EXERCISE INPUT
□ □ □ □

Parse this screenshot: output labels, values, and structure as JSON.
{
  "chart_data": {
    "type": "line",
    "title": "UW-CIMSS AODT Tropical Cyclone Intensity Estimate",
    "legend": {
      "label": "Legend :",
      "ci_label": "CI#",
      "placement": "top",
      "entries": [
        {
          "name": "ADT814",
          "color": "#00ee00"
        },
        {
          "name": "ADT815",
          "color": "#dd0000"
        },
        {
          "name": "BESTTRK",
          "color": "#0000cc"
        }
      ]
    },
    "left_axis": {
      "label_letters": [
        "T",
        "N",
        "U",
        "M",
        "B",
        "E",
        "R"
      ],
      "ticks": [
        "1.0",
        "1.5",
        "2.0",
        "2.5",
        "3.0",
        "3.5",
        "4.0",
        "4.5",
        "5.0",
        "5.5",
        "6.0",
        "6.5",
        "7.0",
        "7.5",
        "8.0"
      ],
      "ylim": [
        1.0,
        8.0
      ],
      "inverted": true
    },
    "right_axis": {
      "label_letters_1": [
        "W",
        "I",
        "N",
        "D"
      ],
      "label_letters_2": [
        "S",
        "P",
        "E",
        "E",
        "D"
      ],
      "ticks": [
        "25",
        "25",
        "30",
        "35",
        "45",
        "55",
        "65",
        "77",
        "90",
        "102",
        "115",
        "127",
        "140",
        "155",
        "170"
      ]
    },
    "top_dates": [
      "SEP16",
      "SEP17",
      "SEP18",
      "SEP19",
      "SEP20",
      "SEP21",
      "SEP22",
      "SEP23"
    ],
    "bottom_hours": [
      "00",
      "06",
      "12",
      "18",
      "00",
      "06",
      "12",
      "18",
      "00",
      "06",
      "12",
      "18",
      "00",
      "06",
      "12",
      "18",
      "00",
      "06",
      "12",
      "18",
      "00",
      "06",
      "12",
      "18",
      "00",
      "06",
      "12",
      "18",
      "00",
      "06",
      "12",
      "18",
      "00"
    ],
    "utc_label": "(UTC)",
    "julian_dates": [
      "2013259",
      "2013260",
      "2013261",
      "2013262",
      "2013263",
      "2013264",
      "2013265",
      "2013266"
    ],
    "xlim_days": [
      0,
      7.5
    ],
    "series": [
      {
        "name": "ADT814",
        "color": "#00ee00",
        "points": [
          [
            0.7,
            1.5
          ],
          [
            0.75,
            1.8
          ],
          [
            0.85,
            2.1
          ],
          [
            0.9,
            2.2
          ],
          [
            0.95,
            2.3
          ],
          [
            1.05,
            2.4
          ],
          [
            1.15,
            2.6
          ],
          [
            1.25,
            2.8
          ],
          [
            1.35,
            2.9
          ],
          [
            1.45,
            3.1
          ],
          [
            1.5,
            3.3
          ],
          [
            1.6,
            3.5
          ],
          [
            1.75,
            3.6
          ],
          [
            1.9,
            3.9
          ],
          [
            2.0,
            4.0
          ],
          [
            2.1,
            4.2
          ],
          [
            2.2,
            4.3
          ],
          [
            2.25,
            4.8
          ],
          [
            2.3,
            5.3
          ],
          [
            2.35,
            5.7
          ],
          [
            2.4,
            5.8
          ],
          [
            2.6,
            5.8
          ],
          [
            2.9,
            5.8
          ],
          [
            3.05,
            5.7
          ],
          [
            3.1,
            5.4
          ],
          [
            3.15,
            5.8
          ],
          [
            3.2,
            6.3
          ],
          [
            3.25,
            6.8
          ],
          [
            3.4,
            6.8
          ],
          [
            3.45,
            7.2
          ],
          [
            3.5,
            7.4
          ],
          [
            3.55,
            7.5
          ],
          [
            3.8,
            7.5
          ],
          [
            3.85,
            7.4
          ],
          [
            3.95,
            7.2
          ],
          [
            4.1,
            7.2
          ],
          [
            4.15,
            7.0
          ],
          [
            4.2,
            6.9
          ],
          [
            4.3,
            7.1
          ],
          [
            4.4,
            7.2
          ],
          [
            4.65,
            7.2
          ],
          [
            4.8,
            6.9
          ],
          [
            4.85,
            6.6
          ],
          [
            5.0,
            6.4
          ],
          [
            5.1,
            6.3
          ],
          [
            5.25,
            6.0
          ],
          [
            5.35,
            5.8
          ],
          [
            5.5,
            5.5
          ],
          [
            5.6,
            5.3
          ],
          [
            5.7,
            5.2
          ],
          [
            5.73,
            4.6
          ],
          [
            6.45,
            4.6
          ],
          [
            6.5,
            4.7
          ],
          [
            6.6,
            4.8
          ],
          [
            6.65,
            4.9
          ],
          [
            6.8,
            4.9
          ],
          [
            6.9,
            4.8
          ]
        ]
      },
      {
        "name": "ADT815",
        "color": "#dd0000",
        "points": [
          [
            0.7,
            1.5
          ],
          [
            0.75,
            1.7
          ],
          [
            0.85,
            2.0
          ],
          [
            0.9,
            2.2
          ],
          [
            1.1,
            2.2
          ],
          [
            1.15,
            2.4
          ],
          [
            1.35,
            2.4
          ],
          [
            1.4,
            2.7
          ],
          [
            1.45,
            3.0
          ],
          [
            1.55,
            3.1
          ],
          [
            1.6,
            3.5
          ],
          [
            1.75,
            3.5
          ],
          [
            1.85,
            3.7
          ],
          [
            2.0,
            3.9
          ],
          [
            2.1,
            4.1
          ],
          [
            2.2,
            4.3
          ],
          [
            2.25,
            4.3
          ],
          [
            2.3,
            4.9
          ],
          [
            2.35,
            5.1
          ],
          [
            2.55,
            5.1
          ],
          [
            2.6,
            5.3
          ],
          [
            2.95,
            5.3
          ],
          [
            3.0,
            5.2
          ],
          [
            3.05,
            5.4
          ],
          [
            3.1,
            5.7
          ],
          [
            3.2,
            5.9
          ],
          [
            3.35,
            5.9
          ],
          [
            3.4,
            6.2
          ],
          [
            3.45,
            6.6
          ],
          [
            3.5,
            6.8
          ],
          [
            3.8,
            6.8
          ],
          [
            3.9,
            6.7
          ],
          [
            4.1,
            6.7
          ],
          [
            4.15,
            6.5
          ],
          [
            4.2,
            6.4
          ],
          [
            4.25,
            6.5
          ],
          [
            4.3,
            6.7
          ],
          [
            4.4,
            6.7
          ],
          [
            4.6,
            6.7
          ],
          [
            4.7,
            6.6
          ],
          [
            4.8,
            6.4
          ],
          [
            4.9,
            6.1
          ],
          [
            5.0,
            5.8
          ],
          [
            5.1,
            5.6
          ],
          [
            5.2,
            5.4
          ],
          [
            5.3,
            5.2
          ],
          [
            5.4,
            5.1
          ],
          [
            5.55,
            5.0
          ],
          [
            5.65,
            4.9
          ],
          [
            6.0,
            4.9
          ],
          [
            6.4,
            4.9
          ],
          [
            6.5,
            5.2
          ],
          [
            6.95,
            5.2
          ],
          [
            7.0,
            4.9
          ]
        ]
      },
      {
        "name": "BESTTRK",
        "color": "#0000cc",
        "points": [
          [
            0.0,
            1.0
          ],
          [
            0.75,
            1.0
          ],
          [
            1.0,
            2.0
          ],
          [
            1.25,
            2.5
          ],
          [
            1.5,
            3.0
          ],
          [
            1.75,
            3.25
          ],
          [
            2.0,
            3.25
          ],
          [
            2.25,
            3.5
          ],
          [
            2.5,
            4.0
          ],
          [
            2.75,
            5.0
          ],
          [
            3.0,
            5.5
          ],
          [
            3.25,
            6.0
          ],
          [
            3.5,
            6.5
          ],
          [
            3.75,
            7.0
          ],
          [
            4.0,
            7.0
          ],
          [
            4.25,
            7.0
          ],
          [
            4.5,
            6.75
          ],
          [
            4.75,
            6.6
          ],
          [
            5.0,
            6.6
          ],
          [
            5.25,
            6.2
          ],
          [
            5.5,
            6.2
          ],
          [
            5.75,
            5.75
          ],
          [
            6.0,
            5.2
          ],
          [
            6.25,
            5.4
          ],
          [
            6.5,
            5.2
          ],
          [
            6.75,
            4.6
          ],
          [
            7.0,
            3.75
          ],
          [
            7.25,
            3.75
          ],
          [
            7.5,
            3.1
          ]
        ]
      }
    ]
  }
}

□ □ □ □

WRITTEN INSTRUCTION
Which lines contain the word "color"? Return each of them.

EXERCISE RESULT
          "color": "#00ee00"
          "color": "#dd0000"
          "color": "#0000cc"
        "color": "#00ee00",
        "color": "#dd0000",
        "color": "#0000cc",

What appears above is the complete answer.